YOUR TASK >>
Please print every record below exactly as it appears.
++++ DATA TO USE
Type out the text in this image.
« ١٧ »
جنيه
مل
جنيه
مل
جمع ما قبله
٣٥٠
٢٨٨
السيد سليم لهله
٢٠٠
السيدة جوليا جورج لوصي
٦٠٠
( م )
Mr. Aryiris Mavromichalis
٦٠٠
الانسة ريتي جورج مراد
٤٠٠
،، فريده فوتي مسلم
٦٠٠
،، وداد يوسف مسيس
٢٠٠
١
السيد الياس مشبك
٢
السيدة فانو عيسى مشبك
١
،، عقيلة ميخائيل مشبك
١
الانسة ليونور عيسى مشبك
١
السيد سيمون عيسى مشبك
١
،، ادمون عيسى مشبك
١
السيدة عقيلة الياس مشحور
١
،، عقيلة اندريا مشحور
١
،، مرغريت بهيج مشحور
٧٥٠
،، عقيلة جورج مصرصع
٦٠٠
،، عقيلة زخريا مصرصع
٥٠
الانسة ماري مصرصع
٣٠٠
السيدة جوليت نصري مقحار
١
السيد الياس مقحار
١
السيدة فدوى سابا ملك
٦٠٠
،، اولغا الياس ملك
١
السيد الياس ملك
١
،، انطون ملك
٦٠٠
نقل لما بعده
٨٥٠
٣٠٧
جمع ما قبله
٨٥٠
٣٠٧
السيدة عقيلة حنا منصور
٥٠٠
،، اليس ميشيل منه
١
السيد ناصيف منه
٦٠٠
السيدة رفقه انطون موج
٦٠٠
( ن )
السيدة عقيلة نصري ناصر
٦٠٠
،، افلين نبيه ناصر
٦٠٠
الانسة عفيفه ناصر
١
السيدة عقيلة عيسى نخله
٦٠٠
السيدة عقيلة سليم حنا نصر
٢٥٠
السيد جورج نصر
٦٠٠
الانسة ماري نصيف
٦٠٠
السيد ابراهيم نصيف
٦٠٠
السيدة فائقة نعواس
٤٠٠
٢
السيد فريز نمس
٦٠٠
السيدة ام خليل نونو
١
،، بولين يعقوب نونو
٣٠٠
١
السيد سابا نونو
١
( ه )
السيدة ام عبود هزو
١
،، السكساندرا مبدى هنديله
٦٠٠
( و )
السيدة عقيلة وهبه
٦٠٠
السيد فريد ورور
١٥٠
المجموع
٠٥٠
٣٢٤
++++++++
THE SOLUTION >>
Type out the text in this image.
« ١٧ »
جنيه
مل
جنيه
مل
جمع ما قبله
٣٥٠
٢٨٨
السيد سليم لهله
٢٠٠
السيدة جوليا جورج لوصي
٦٠٠
( م )
Mr. Aryiris Mavromichalis
٦٠٠
الانسة ريتي جورج مراد
٤٠٠
،، فريده فوتي مسلم
٦٠٠
،، وداد يوسف مسيس
٢٠٠
١
السيد الياس مشبك
٢
السيدة فانو عيسى مشبك
١
،، عقيلة ميخائيل مشبك
١
الانسة ليونور عيسى مشبك
١
السيد سيمون عيسى مشبك
١
،، ادمون عيسى مشبك
١
السيدة عقيلة الياس مشحور
١
،، عقيلة اندريا مشحور
١
،، مرغريت بهيج مشحور
٧٥٠
،، عقيلة جورج مصرصع
٦٠٠
،، عقيلة زخريا مصرصع
٥٠
الانسة ماري مصرصع
٣٠٠
السيدة جوليت نصري مقحار
١
السيد الياس مقحار
١
السيدة فدوى سابا ملك
٦٠٠
،، اولغا الياس ملك
١
السيد الياس ملك
١
،، انطون ملك
٦٠٠
نقل لما بعده
٨٥٠
٣٠٧
جمع ما قبله
٨٥٠
٣٠٧
السيدة عقيلة حنا منصور
٥٠٠
،، اليس ميشيل منه
١
السيد ناصيف منه
٦٠٠
السيدة رفقه انطون موج
٦٠٠
( ن )
السيدة عقيلة نصري ناصر
٦٠٠
،، افلين نبيه ناصر
٦٠٠
الانسة عفيفه ناصر
١
السيدة عقيلة عيسى نخله
٦٠٠
السيدة عقيلة سليم حنا نصر
٢٥٠
السيد جورج نصر
٦٠٠
الانسة ماري نصيف
٦٠٠
السيد ابراهيم نصيف
٦٠٠
السيدة فائقة نعواس
٤٠٠
٢
السيد فريز نمس
٦٠٠
السيدة ام خليل نونو
١
،، بولين يعقوب نونو
٣٠٠
١
السيد سابا نونو
١
( ه )
السيدة ام عبود هزو
١
،، السكساندرا مبدى هنديله
٦٠٠
( و )
السيدة عقيلة وهبه
٦٠٠
السيد فريد ورور
١٥٠
المجموع
٠٥٠
٣٢٤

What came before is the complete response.